WHAT TO DO ->
Lines containing the word "this" should be extracted in full.

START DATA RECORDS

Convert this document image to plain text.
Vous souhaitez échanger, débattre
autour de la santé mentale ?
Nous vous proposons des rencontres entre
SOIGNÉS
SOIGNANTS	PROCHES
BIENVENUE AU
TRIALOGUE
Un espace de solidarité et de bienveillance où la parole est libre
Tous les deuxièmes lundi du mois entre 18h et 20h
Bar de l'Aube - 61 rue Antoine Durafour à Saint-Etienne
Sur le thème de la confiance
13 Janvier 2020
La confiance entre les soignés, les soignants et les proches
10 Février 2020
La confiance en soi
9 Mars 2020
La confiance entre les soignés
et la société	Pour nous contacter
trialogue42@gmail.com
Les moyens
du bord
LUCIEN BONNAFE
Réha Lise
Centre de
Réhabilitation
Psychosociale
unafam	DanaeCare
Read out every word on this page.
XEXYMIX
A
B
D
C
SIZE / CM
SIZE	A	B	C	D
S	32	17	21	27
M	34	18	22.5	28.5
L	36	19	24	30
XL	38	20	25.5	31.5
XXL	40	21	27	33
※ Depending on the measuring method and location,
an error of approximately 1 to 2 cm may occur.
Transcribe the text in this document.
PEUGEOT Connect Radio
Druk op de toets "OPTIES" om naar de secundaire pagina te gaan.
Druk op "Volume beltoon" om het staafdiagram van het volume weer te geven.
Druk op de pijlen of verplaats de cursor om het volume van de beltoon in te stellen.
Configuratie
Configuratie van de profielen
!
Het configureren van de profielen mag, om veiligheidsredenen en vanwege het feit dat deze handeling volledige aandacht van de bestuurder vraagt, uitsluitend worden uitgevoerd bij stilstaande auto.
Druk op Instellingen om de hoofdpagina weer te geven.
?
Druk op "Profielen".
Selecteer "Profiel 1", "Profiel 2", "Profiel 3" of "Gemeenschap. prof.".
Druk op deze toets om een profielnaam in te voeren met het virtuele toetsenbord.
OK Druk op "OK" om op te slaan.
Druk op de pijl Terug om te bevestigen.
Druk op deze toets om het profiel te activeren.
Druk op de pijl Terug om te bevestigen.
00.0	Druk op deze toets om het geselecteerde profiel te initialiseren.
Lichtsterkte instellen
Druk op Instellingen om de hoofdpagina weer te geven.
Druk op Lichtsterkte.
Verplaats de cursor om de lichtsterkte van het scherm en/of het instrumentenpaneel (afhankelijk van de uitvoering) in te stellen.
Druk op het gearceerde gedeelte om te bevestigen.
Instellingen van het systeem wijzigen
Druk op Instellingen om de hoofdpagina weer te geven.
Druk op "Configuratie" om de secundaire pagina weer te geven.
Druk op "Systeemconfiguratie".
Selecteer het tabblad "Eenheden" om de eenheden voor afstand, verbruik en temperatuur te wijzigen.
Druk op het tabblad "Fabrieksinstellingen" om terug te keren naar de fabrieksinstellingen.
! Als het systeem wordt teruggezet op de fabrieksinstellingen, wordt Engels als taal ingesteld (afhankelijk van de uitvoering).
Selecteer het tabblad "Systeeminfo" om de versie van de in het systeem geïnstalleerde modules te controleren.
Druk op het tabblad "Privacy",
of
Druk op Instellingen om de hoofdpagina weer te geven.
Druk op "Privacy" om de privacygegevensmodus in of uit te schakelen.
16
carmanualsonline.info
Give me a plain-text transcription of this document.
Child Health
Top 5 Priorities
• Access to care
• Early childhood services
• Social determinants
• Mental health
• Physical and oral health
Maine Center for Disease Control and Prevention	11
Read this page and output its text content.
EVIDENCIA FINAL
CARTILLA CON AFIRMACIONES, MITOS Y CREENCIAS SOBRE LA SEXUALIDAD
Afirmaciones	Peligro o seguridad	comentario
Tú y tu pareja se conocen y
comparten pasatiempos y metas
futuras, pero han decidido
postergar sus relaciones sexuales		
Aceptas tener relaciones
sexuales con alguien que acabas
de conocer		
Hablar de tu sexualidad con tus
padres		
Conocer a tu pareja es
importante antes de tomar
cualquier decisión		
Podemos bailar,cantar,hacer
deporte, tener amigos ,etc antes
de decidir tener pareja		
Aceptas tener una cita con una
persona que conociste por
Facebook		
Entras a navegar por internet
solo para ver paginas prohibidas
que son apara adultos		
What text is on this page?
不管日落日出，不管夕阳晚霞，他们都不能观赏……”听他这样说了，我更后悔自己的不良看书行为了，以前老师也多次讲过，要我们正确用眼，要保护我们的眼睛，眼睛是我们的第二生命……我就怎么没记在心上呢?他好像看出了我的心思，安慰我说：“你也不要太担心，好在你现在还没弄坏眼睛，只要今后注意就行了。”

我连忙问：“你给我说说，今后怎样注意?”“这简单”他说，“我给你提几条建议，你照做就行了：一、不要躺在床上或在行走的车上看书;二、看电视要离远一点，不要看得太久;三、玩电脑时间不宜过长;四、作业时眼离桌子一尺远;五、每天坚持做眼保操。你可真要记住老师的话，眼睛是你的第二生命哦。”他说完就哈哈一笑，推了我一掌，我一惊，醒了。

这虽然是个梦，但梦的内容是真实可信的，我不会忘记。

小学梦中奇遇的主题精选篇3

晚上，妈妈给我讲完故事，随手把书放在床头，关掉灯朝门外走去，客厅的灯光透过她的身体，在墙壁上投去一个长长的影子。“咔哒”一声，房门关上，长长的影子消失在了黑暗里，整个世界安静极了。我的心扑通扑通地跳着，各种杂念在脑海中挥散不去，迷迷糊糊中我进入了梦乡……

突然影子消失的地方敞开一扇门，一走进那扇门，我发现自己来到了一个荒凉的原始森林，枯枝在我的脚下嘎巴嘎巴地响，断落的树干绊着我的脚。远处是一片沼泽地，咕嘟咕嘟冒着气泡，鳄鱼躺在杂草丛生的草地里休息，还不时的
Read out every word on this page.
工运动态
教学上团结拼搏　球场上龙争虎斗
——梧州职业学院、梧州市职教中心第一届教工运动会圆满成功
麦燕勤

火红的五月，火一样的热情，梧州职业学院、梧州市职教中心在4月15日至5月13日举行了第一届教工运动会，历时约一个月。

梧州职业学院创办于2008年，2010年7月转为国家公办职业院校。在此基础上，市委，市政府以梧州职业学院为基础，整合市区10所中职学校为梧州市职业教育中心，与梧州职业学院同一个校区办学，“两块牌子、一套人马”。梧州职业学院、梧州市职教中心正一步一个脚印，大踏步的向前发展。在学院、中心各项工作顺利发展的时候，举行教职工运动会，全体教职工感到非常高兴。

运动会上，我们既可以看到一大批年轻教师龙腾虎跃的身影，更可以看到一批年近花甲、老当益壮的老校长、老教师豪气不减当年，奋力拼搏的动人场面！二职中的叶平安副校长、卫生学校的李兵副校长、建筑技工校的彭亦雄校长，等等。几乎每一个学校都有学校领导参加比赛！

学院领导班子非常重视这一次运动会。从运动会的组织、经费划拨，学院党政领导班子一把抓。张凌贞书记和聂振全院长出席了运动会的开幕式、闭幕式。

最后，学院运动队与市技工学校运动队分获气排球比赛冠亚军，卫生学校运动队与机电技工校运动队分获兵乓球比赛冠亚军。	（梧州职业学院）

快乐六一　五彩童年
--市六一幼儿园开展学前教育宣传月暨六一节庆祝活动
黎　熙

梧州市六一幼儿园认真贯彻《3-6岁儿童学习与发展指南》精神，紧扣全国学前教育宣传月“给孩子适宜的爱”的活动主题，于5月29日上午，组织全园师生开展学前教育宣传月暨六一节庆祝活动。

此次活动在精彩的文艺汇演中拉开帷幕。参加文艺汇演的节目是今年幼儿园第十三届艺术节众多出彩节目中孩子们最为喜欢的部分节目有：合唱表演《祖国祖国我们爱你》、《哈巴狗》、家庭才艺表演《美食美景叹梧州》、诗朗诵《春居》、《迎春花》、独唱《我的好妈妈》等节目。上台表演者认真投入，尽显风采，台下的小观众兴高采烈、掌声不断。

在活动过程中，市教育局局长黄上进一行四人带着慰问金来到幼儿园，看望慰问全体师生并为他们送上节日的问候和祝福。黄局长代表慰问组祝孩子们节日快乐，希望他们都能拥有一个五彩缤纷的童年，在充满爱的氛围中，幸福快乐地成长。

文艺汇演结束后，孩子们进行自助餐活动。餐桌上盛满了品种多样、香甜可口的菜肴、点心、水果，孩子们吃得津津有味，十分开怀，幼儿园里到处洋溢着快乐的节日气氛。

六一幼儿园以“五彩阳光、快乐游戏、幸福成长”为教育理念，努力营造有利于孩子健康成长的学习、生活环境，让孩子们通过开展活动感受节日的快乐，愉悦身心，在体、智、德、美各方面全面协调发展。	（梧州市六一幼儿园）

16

END DATA RECORDS

REPLY ->
Convert this document image to plain text.
Read out every word on this page.
Transcribe the text in this document.
Give me a plain-text transcription of this document.
Read this page and output its text content.
What text is on this page?
Read out every word on this page.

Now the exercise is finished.